Stored records

--------------------

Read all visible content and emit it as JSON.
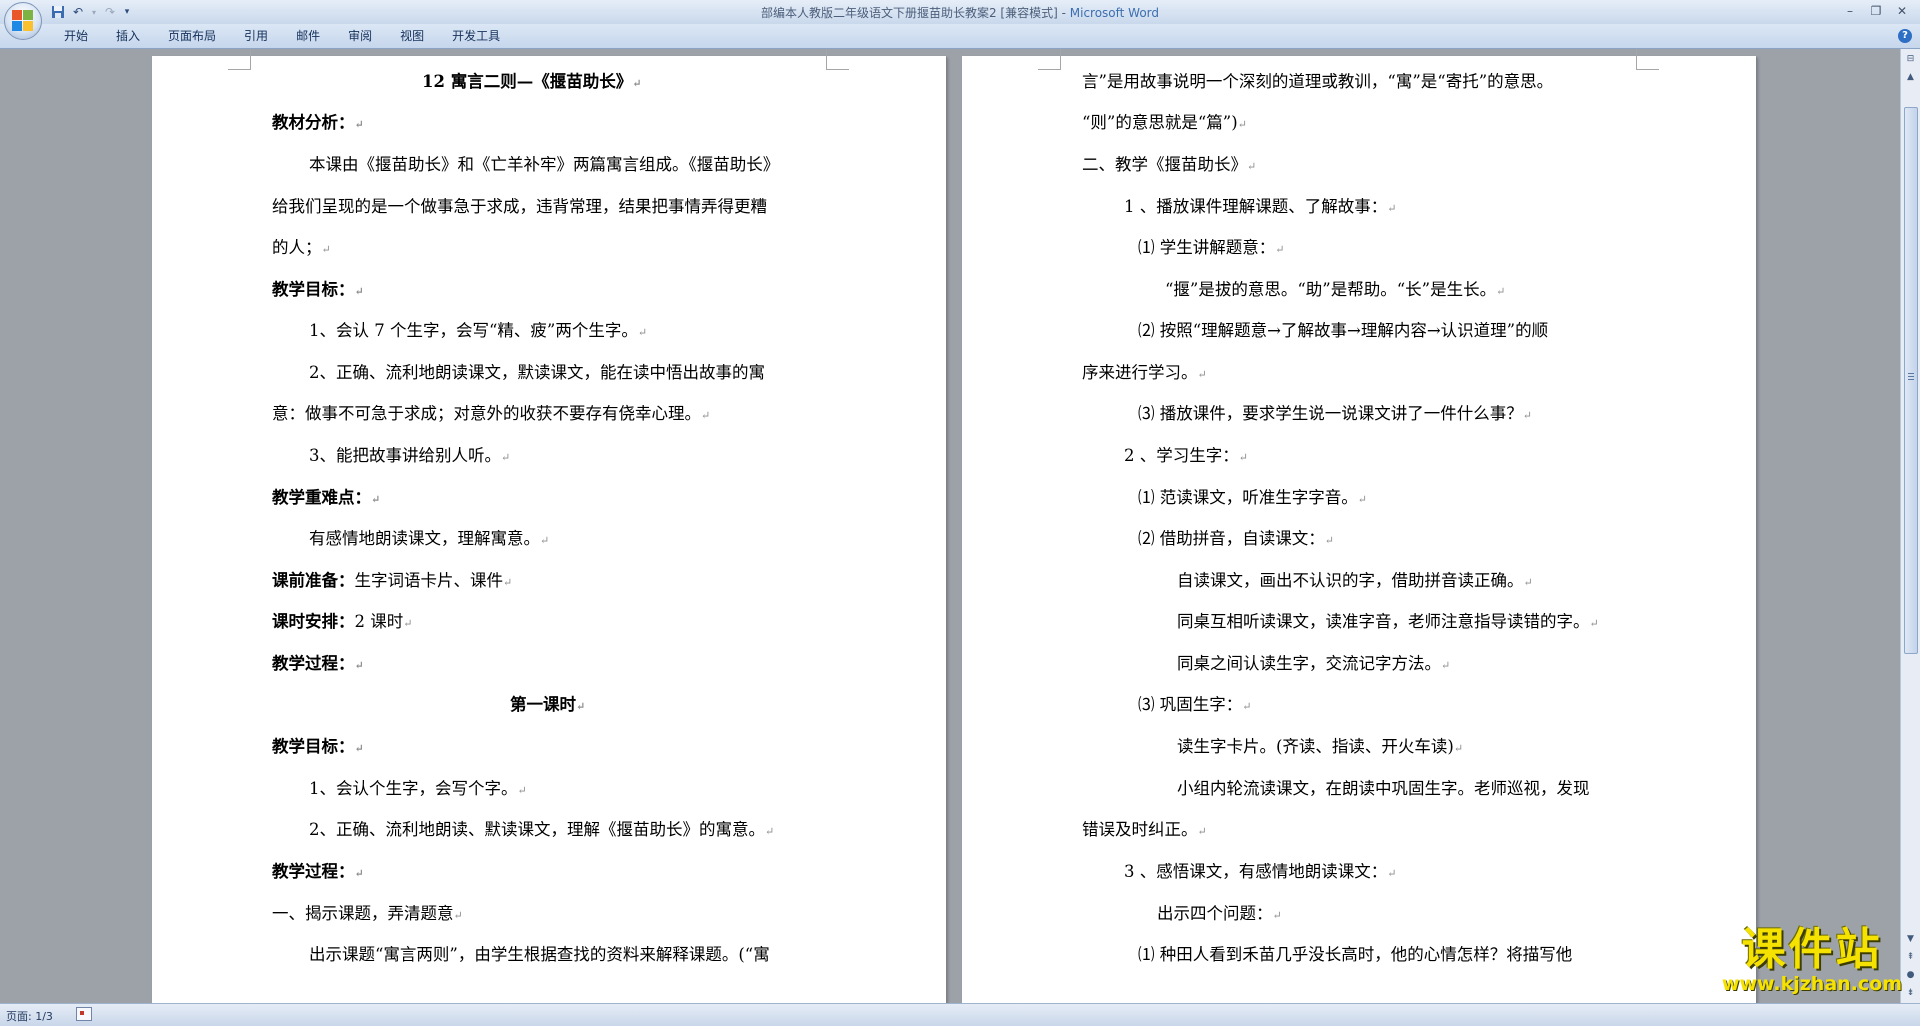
{
  "window": {
    "title": "部编本人教版二年级语文下册揠苗助长教案2 [兼容模式]",
    "app_name": "Microsoft Word",
    "separator": " - "
  },
  "quick_access": [
    "save-icon",
    "undo-icon",
    "redo-icon",
    "customize-icon"
  ],
  "ribbon": {
    "tabs": [
      "开始",
      "插入",
      "页面布局",
      "引用",
      "邮件",
      "审阅",
      "视图",
      "开发工具"
    ]
  },
  "left_page": {
    "lines": [
      "12  寓言二则—《揠苗助长》",
      "教材分析：",
      "本课由《揠苗助长》和《亡羊补牢》两篇寓言组成。《揠苗助长》",
      "给我们呈现的是一个做事急于求成，违背常理，结果把事情弄得更糟",
      "的人；",
      "教学目标：",
      "1、会认 7 个生字，会写“精、疲”两个生字。",
      "2、正确、流利地朗读课文，默读课文，能在读中悟出故事的寓",
      "意：做事不可急于求成；对意外的收获不要存有侥幸心理。",
      "3、能把故事讲给别人听。",
      "教学重难点：",
      "有感情地朗读课文，理解寓意。",
      "生字词语卡片、课件",
      "2 课时",
      "教学过程：",
      "第一课时",
      "教学目标：",
      "1、会认个生字，会写个字。",
      "2、正确、流利地朗读、默读课文，理解《揠苗助长》的寓意。",
      "教学过程：",
      "一、揭示课题，弄清题意",
      "出示课题“寓言两则”，由学生根据查找的资料来解释课题。(“寓"
    ],
    "labels": [
      "课前准备：",
      "课时安排："
    ]
  },
  "right_page": {
    "lines": [
      "言”是用故事说明一个深刻的道理或教训，“寓”是“寄托”的意思。",
      "“则”的意思就是“篇”)",
      "二、教学《揠苗助长》",
      "1 、播放课件理解课题、了解故事：",
      "⑴   学生讲解题意：",
      "“揠”是拔的意思。“助”是帮助。“长”是生长。",
      "⑵   按照“理解题意→了解故事→理解内容→认识道理”的顺",
      "序来进行学习。",
      "⑶   播放课件，要求学生说一说课文讲了一件什么事？",
      "2 、学习生字：",
      "⑴   范读课文，听准生字字音。",
      "⑵   借助拼音，自读课文：",
      "自读课文，画出不认识的字，借助拼音读正确。",
      "同桌互相听读课文，读准字音，老师注意指导读错的字。",
      "同桌之间认读生字，交流记字方法。",
      "⑶   巩固生字：",
      "读生字卡片。(齐读、指读、开火车读)",
      "小组内轮流读课文，在朗读中巩固生字。老师巡视，发现",
      "错误及时纠正。",
      "3 、感悟课文，有感情地朗读课文：",
      "出示四个问题：",
      "⑴   种田人看到禾苗几乎没长高时，他的心情怎样？将描写他"
    ]
  },
  "paragraph_mark": "↵",
  "status": {
    "page": "页面: 1/3"
  },
  "watermark": {
    "title": "课件站",
    "url": "www.kjzhan.com"
  },
  "colors": {
    "title_app": "#3d6fb0",
    "workspace": "#9da2a9",
    "watermark": "#f5e200"
  }
}
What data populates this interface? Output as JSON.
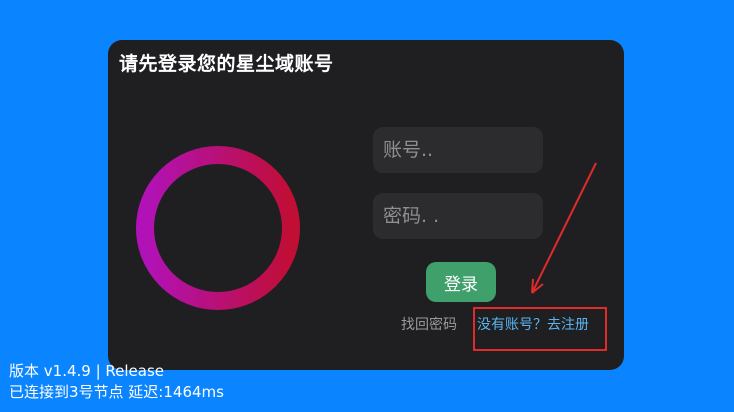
{
  "panel": {
    "title": "请先登录您的星尘域账号"
  },
  "form": {
    "account_placeholder": "账号..",
    "password_placeholder": "密码. .",
    "login_label": "登录",
    "forgot_label": "找回密码",
    "register_label": "没有账号？去注册"
  },
  "footer": {
    "version": "版本 v1.4.9 | Release",
    "connection": "已连接到3号节点 延迟:1464ms"
  },
  "colors": {
    "background": "#0a84ff",
    "panel": "#1f1f21",
    "input": "#2c2c2e",
    "login_button": "#40a06c",
    "register_link": "#5ab4f0",
    "annotation": "#e02b2b",
    "ring_gradient": [
      "#b112b8",
      "#c00e35"
    ]
  }
}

--------------------

• [INSTRUCTIONS FOR THE TASK]
Leave out the pictures and transcribe the entries above exactly.

• [SOLUTION FOR THIS PROBLEM]
Read all visible content and emit it as JSON.
{
  "window": {
    "title": "部编本人教版二年级语文下册揠苗助长教案2 [兼容模式]",
    "app_name": "Microsoft Word",
    "separator": " - "
  },
  "quick_access": [
    "save-icon",
    "undo-icon",
    "redo-icon",
    "customize-icon"
  ],
  "ribbon": {
    "tabs": [
      "开始",
      "插入",
      "页面布局",
      "引用",
      "邮件",
      "审阅",
      "视图",
      "开发工具"
    ]
  },
  "left_page": {
    "lines": [
      "12  寓言二则—《揠苗助长》",
      "教材分析：",
      "本课由《揠苗助长》和《亡羊补牢》两篇寓言组成。《揠苗助长》",
      "给我们呈现的是一个做事急于求成，违背常理，结果把事情弄得更糟",
      "的人；",
      "教学目标：",
      "1、会认 7 个生字，会写“精、疲”两个生字。",
      "2、正确、流利地朗读课文，默读课文，能在读中悟出故事的寓",
      "意：做事不可急于求成；对意外的收获不要存有侥幸心理。",
      "3、能把故事讲给别人听。",
      "教学重难点：",
      "有感情地朗读课文，理解寓意。",
      "生字词语卡片、课件",
      "2 课时",
      "教学过程：",
      "第一课时",
      "教学目标：",
      "1、会认个生字，会写个字。",
      "2、正确、流利地朗读、默读课文，理解《揠苗助长》的寓意。",
      "教学过程：",
      "一、揭示课题，弄清题意",
      "出示课题“寓言两则”，由学生根据查找的资料来解释课题。(“寓"
    ],
    "labels": [
      "课前准备：",
      "课时安排："
    ]
  },
  "right_page": {
    "lines": [
      "言”是用故事说明一个深刻的道理或教训，“寓”是“寄托”的意思。",
      "“则”的意思就是“篇”)",
      "二、教学《揠苗助长》",
      "1 、播放课件理解课题、了解故事：",
      "⑴   学生讲解题意：",
      "“揠”是拔的意思。“助”是帮助。“长”是生长。",
      "⑵   按照“理解题意→了解故事→理解内容→认识道理”的顺",
      "序来进行学习。",
      "⑶   播放课件，要求学生说一说课文讲了一件什么事？",
      "2 、学习生字：",
      "⑴   范读课文，听准生字字音。",
      "⑵   借助拼音，自读课文：",
      "自读课文，画出不认识的字，借助拼音读正确。",
      "同桌互相听读课文，读准字音，老师注意指导读错的字。",
      "同桌之间认读生字，交流记字方法。",
      "⑶   巩固生字：",
      "读生字卡片。(齐读、指读、开火车读)",
      "小组内轮流读课文，在朗读中巩固生字。老师巡视，发现",
      "错误及时纠正。",
      "3 、感悟课文，有感情地朗读课文：",
      "出示四个问题：",
      "⑴   种田人看到禾苗几乎没长高时，他的心情怎样？将描写他"
    ]
  },
  "paragraph_mark": "↵",
  "status": {
    "page": "页面: 1/3"
  },
  "watermark": {
    "title": "课件站",
    "url": "www.kjzhan.com"
  },
  "colors": {
    "title_app": "#3d6fb0",
    "workspace": "#9da2a9",
    "watermark": "#f5e200"
  }
}
What data populates this interface? Output as JSON.
{
  "panel": {
    "title": "请先登录您的星尘域账号"
  },
  "form": {
    "account_placeholder": "账号..",
    "password_placeholder": "密码. .",
    "login_label": "登录",
    "forgot_label": "找回密码",
    "register_label": "没有账号？去注册"
  },
  "footer": {
    "version": "版本 v1.4.9 | Release",
    "connection": "已连接到3号节点 延迟:1464ms"
  },
  "colors": {
    "background": "#0a84ff",
    "panel": "#1f1f21",
    "input": "#2c2c2e",
    "login_button": "#40a06c",
    "register_link": "#5ab4f0",
    "annotation": "#e02b2b",
    "ring_gradient": [
      "#b112b8",
      "#c00e35"
    ]
  }
}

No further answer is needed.